# BRIEF
Every line of the data must be copied exactly.
*** DATA FOR THIS TASK ***
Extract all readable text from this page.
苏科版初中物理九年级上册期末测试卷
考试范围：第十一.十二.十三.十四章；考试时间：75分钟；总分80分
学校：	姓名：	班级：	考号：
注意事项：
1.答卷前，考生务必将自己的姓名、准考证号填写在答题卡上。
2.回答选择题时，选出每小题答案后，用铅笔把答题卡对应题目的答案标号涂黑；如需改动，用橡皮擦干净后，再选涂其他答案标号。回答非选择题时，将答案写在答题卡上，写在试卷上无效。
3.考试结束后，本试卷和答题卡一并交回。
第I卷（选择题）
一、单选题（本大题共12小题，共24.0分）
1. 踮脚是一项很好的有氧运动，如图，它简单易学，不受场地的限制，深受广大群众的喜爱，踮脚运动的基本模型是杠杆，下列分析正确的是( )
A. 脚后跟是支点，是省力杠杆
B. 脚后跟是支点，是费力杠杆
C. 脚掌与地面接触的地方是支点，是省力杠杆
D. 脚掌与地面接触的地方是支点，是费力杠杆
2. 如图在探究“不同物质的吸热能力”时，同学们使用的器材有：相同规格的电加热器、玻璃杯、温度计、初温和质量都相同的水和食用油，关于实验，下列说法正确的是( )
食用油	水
***
# SOLUTION TO THIS EXERCISE
Extract all readable text from this page.
苏科版初中物理九年级上册期末测试卷
考试范围：第十一.十二.十三.十四章；考试时间：75分钟；总分80分
学校：	姓名：	班级：	考号：
注意事项：
1.答卷前，考生务必将自己的姓名、准考证号填写在答题卡上。
2.回答选择题时，选出每小题答案后，用铅笔把答题卡对应题目的答案标号涂黑；如需改动，用橡皮擦干净后，再选涂其他答案标号。回答非选择题时，将答案写在答题卡上，写在试卷上无效。
3.考试结束后，本试卷和答题卡一并交回。
第I卷（选择题）
一、单选题（本大题共12小题，共24.0分）
1. 踮脚是一项很好的有氧运动，如图，它简单易学，不受场地的限制，深受广大群众的喜爱，踮脚运动的基本模型是杠杆，下列分析正确的是( )
A. 脚后跟是支点，是省力杠杆
B. 脚后跟是支点，是费力杠杆
C. 脚掌与地面接触的地方是支点，是省力杠杆
D. 脚掌与地面接触的地方是支点，是费力杠杆
2. 如图在探究“不同物质的吸热能力”时，同学们使用的器材有：相同规格的电加热器、玻璃杯、温度计、初温和质量都相同的水和食用油，关于实验，下列说法正确的是( )
食用油	水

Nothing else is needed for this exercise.